> [Rows]
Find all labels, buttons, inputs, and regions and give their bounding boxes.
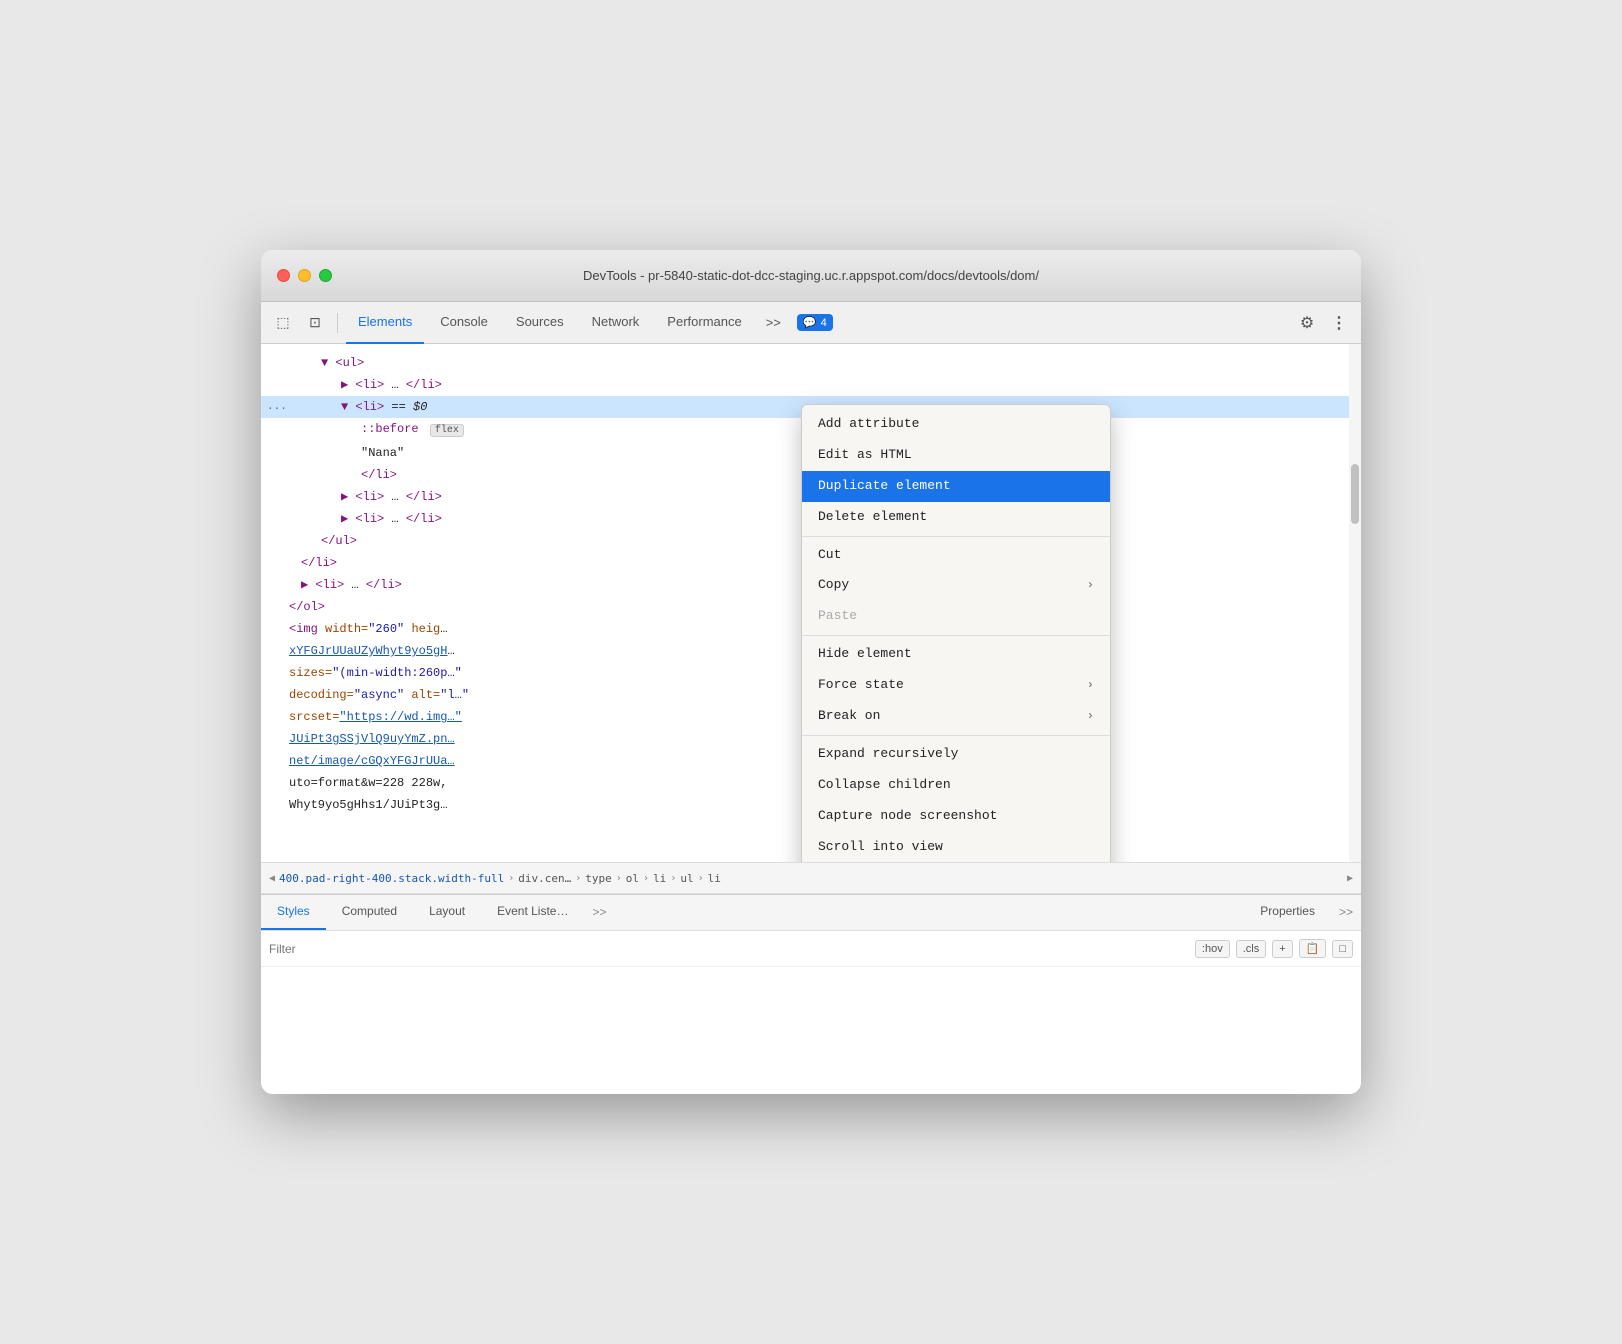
devtools-toolbar: ⬚ ⊡ Elements Console Sources Network Per… bbox=[261, 302, 1361, 344]
dom-line[interactable]: ▼ <ul> bbox=[261, 352, 1361, 374]
title-bar: DevTools - pr-5840-static-dot-dcc-stagin… bbox=[261, 250, 1361, 302]
tab-styles[interactable]: Styles bbox=[261, 894, 326, 930]
tab-properties[interactable]: Properties bbox=[1244, 894, 1331, 930]
context-menu-divider bbox=[802, 635, 1110, 636]
notification-badge[interactable]: 💬 4 bbox=[797, 314, 833, 331]
ctx-copy[interactable]: Copy › bbox=[802, 570, 1110, 601]
cursor-icon[interactable]: ⬚ bbox=[269, 309, 297, 337]
close-button[interactable] bbox=[277, 269, 290, 282]
scrollbar-thumb[interactable] bbox=[1351, 464, 1359, 524]
add-style-button[interactable]: + bbox=[1272, 940, 1292, 958]
ctx-capture-screenshot[interactable]: Capture node screenshot bbox=[802, 801, 1110, 832]
tab-layout[interactable]: Layout bbox=[413, 894, 481, 930]
ctx-paste: Paste bbox=[802, 601, 1110, 632]
breadcrumb-item[interactable]: li bbox=[708, 872, 721, 885]
ctx-delete-element[interactable]: Delete element bbox=[802, 502, 1110, 533]
filter-bar: :hov .cls + 📋 □ bbox=[261, 931, 1361, 967]
tab-sources[interactable]: Sources bbox=[504, 302, 576, 344]
ctx-break-on[interactable]: Break on › bbox=[802, 701, 1110, 732]
cls-filter-button[interactable]: .cls bbox=[1236, 940, 1267, 958]
scrollbar[interactable] bbox=[1349, 344, 1361, 862]
ctx-force-state[interactable]: Force state › bbox=[802, 670, 1110, 701]
hov-filter-button[interactable]: :hov bbox=[1195, 940, 1230, 958]
context-menu-divider bbox=[802, 536, 1110, 537]
window-title: DevTools - pr-5840-static-dot-dcc-stagin… bbox=[583, 268, 1039, 283]
breadcrumb-item[interactable]: ol bbox=[626, 872, 639, 885]
breadcrumb-left-arrow[interactable]: ◀ bbox=[269, 873, 275, 884]
minimize-button[interactable] bbox=[298, 269, 311, 282]
tab-event-listeners[interactable]: Event Liste… bbox=[481, 894, 584, 930]
breadcrumb-item[interactable]: li bbox=[653, 872, 666, 885]
more-bottom-tabs-button[interactable]: >> bbox=[584, 894, 614, 930]
tab-computed[interactable]: Computed bbox=[326, 894, 413, 930]
dom-line[interactable]: ▶ <li> … </li> bbox=[261, 374, 1361, 396]
ctx-hide-element[interactable]: Hide element bbox=[802, 639, 1110, 670]
toolbar-divider bbox=[337, 313, 338, 333]
toggle-panel-button[interactable]: □ bbox=[1332, 940, 1353, 958]
breadcrumb-item[interactable]: ul bbox=[680, 872, 693, 885]
breadcrumb-item[interactable]: div.cen… bbox=[518, 872, 571, 885]
breadcrumb-item[interactable]: type bbox=[585, 872, 612, 885]
ctx-cut[interactable]: Cut bbox=[802, 540, 1110, 571]
ctx-expand-recursively[interactable]: Expand recursively bbox=[802, 739, 1110, 770]
devtools-main: ▼ <ul> ▶ <li> … </li> ... ▼ <li> == $0 :… bbox=[261, 344, 1361, 1094]
filter-actions: :hov .cls + 📋 □ bbox=[1195, 939, 1353, 958]
more-tabs-button[interactable]: >> bbox=[758, 309, 789, 337]
copy-arrow-icon: › bbox=[1087, 578, 1094, 594]
context-menu: Add attribute Edit as HTML Duplicate ele… bbox=[801, 404, 1111, 862]
context-menu-divider bbox=[802, 735, 1110, 736]
dom-panel[interactable]: ▼ <ul> ▶ <li> … </li> ... ▼ <li> == $0 :… bbox=[261, 344, 1361, 862]
maximize-button[interactable] bbox=[319, 269, 332, 282]
tab-network[interactable]: Network bbox=[580, 302, 652, 344]
breadcrumb-item[interactable]: 400.pad-right-400.stack.width-full bbox=[279, 872, 504, 885]
tab-console[interactable]: Console bbox=[428, 302, 500, 344]
tab-performance[interactable]: Performance bbox=[655, 302, 753, 344]
more-menu-icon[interactable]: ⋮ bbox=[1325, 309, 1353, 337]
force-state-arrow-icon: › bbox=[1087, 678, 1094, 694]
ctx-add-attribute[interactable]: Add attribute bbox=[802, 409, 1110, 440]
ctx-collapse-children[interactable]: Collapse children bbox=[802, 770, 1110, 801]
traffic-lights bbox=[277, 269, 332, 282]
inspect-icon[interactable]: ⊡ bbox=[301, 309, 329, 337]
breadcrumb: ◀ 400.pad-right-400.stack.width-full › d… bbox=[261, 862, 1361, 894]
filter-input[interactable] bbox=[269, 942, 1187, 956]
bottom-tabs: Styles Computed Layout Event Liste… >> P… bbox=[261, 895, 1361, 931]
bottom-panel: Styles Computed Layout Event Liste… >> P… bbox=[261, 894, 1361, 1094]
break-on-arrow-icon: › bbox=[1087, 709, 1094, 725]
ctx-scroll-into-view[interactable]: Scroll into view bbox=[802, 832, 1110, 862]
ctx-edit-html[interactable]: Edit as HTML bbox=[802, 440, 1110, 471]
chat-icon: 💬 bbox=[803, 316, 817, 329]
settings-icon[interactable]: ⚙ bbox=[1293, 309, 1321, 337]
tab-elements[interactable]: Elements bbox=[346, 302, 424, 344]
breadcrumb-right-arrow[interactable]: ▶ bbox=[1347, 873, 1353, 884]
more-properties-button[interactable]: >> bbox=[1331, 894, 1361, 930]
ctx-duplicate-element[interactable]: Duplicate element bbox=[802, 471, 1110, 502]
devtools-window: DevTools - pr-5840-static-dot-dcc-stagin… bbox=[261, 250, 1361, 1094]
copy-styles-button[interactable]: 📋 bbox=[1299, 939, 1327, 958]
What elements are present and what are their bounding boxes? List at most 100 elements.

> [Required work] Output every row above as a Markdown table with the columns No. and Text, numbering the rows in order. Leave out blank lines and pictures.

> [Solution below]
| No. | Text |
|---|---|
| 1 | Find all labels, buttons, inputs, and regions and give their bounding boxes. |
| 2 | devtools-toolbar: ⬚ ⊡ Elements Console Sources Network Per… bbox=[261, 302, 1361, 344] |
| 3 | dom-line[interactable]: ▼ <ul> bbox=[261, 352, 1361, 374] |
| 4 | title-bar: DevTools - pr-5840-static-dot-dcc-stagin… bbox=[261, 250, 1361, 302] |
| 5 | tab-styles[interactable]: Styles bbox=[261, 894, 326, 930] |
| 6 | tab-properties[interactable]: Properties bbox=[1244, 894, 1331, 930] |
| 7 | context-menu-divider bbox=[802, 635, 1110, 636] |
| 8 | notification-badge[interactable]: 💬 4 bbox=[797, 314, 833, 331] |
| 9 | ctx-copy[interactable]: Copy › bbox=[802, 570, 1110, 601] |
| 10 | cursor-icon[interactable]: ⬚ bbox=[269, 309, 297, 337] |
| 11 | close-button[interactable] bbox=[277, 269, 290, 282] |
| 12 | scrollbar-thumb[interactable] bbox=[1351, 464, 1359, 524] |
| 13 | add-style-button[interactable]: + bbox=[1272, 940, 1292, 958] |
| 14 | ctx-capture-screenshot[interactable]: Capture node screenshot bbox=[802, 801, 1110, 832] |
| 15 | tab-layout[interactable]: Layout bbox=[413, 894, 481, 930] |
| 16 | ctx-paste: Paste bbox=[802, 601, 1110, 632] |
| 17 | breadcrumb-item[interactable]: li bbox=[708, 872, 721, 885] |
| 18 | ctx-delete-element[interactable]: Delete element bbox=[802, 502, 1110, 533] |
| 19 | filter-bar: :hov .cls + 📋 □ bbox=[261, 931, 1361, 967] |
| 20 | tab-sources[interactable]: Sources bbox=[504, 302, 576, 344] |
| 21 | ctx-break-on[interactable]: Break on › bbox=[802, 701, 1110, 732] |
| 22 | cls-filter-button[interactable]: .cls bbox=[1236, 940, 1267, 958] |
| 23 | scrollbar[interactable] bbox=[1349, 344, 1361, 862] |
| 24 | ctx-force-state[interactable]: Force state › bbox=[802, 670, 1110, 701] |
| 25 | hov-filter-button[interactable]: :hov bbox=[1195, 940, 1230, 958] |
| 26 | context-menu-divider bbox=[802, 536, 1110, 537] |
| 27 | window-title: DevTools - pr-5840-static-dot-dcc-stagin… bbox=[583, 268, 1039, 283] |
| 28 | breadcrumb-item[interactable]: ol bbox=[626, 872, 639, 885] |
| 29 | breadcrumb-left-arrow[interactable]: ◀ bbox=[269, 873, 275, 884] |
| 30 | minimize-button[interactable] bbox=[298, 269, 311, 282] |
| 31 | tab-event-listeners[interactable]: Event Liste… bbox=[481, 894, 584, 930] |
| 32 | breadcrumb-item[interactable]: li bbox=[653, 872, 666, 885] |
| 33 | more-bottom-tabs-button[interactable]: >> bbox=[584, 894, 614, 930] |
| 34 | tab-computed[interactable]: Computed bbox=[326, 894, 413, 930] |
| 35 | dom-line[interactable]: ▶ <li> … </li> bbox=[261, 374, 1361, 396] |
| 36 | ctx-hide-element[interactable]: Hide element bbox=[802, 639, 1110, 670] |
| 37 | toolbar-divider bbox=[337, 313, 338, 333] |
| 38 | toggle-panel-button[interactable]: □ bbox=[1332, 940, 1353, 958] |
| 39 | breadcrumb-item[interactable]: ul bbox=[680, 872, 693, 885] |
| 40 | breadcrumb-item[interactable]: div.cen… bbox=[518, 872, 571, 885] |
| 41 | breadcrumb-item[interactable]: type bbox=[585, 872, 612, 885] |
| 42 | ctx-cut[interactable]: Cut bbox=[802, 540, 1110, 571] |
| 43 | ctx-expand-recursively[interactable]: Expand recursively bbox=[802, 739, 1110, 770] |
| 44 | devtools-main: ▼ <ul> ▶ <li> … </li> ... ▼ <li> == $0 :… bbox=[261, 344, 1361, 1094] |
| 45 | filter-actions: :hov .cls + 📋 □ bbox=[1195, 939, 1353, 958] |
| 46 | more-tabs-button[interactable]: >> bbox=[758, 309, 789, 337] |
| 47 | copy-arrow-icon: › bbox=[1087, 578, 1094, 594] |
| 48 | context-menu: Add attribute Edit as HTML Duplicate ele… bbox=[801, 404, 1111, 862] |
| 49 | context-menu-divider bbox=[802, 735, 1110, 736] |
| 50 | dom-panel[interactable]: ▼ <ul> ▶ <li> … </li> ... ▼ <li> == $0 :… bbox=[261, 344, 1361, 862] |
| 51 | maximize-button[interactable] bbox=[319, 269, 332, 282] |
| 52 | tab-network[interactable]: Network bbox=[580, 302, 652, 344] |
| 53 | breadcrumb-item[interactable]: 400.pad-right-400.stack.width-full bbox=[279, 872, 504, 885] |
| 54 | tab-console[interactable]: Console bbox=[428, 302, 500, 344] |
| 55 | tab-performance[interactable]: Performance bbox=[655, 302, 753, 344] |
| 56 | more-menu-icon[interactable]: ⋮ bbox=[1325, 309, 1353, 337] |
| 57 | force-state-arrow-icon: › bbox=[1087, 678, 1094, 694] |
| 58 | ctx-add-attribute[interactable]: Add attribute bbox=[802, 409, 1110, 440] |
| 59 | ctx-collapse-children[interactable]: Collapse children bbox=[802, 770, 1110, 801] |
| 60 | traffic-lights bbox=[277, 269, 332, 282] |
| 61 | inspect-icon[interactable]: ⊡ bbox=[301, 309, 329, 337] |
| 62 | breadcrumb: ◀ 400.pad-right-400.stack.width-full › d… bbox=[261, 862, 1361, 894] |
| 63 | filter-input[interactable] bbox=[269, 942, 1187, 956] |
| 64 | bottom-tabs: Styles Computed Layout Event Liste… >> P… bbox=[261, 895, 1361, 931] |
| 65 | bottom-panel: Styles Computed Layout Event Liste… >> P… bbox=[261, 894, 1361, 1094] |
| 66 | break-on-arrow-icon: › bbox=[1087, 709, 1094, 725] |
| 67 | ctx-scroll-into-view[interactable]: Scroll into view bbox=[802, 832, 1110, 862] |
| 68 | ctx-edit-html[interactable]: Edit as HTML bbox=[802, 440, 1110, 471] |
| 69 | chat-icon: 💬 bbox=[803, 316, 817, 329] |
| 70 | settings-icon[interactable]: ⚙ bbox=[1293, 309, 1321, 337] |
| 71 | tab-elements[interactable]: Elements bbox=[346, 302, 424, 344] |
| 72 | breadcrumb-right-arrow[interactable]: ▶ bbox=[1347, 873, 1353, 884] |
| 73 | more-properties-button[interactable]: >> bbox=[1331, 894, 1361, 930] |
| 74 | ctx-duplicate-element[interactable]: Duplicate element bbox=[802, 471, 1110, 502] |
| 75 | devtools-window: DevTools - pr-5840-static-dot-dcc-stagin… bbox=[261, 250, 1361, 1094] |
| 76 | copy-styles-button[interactable]: 📋 bbox=[1299, 939, 1327, 958] |
| 77 | What elements are present and what are their bounding boxes? List at most 100 elements. |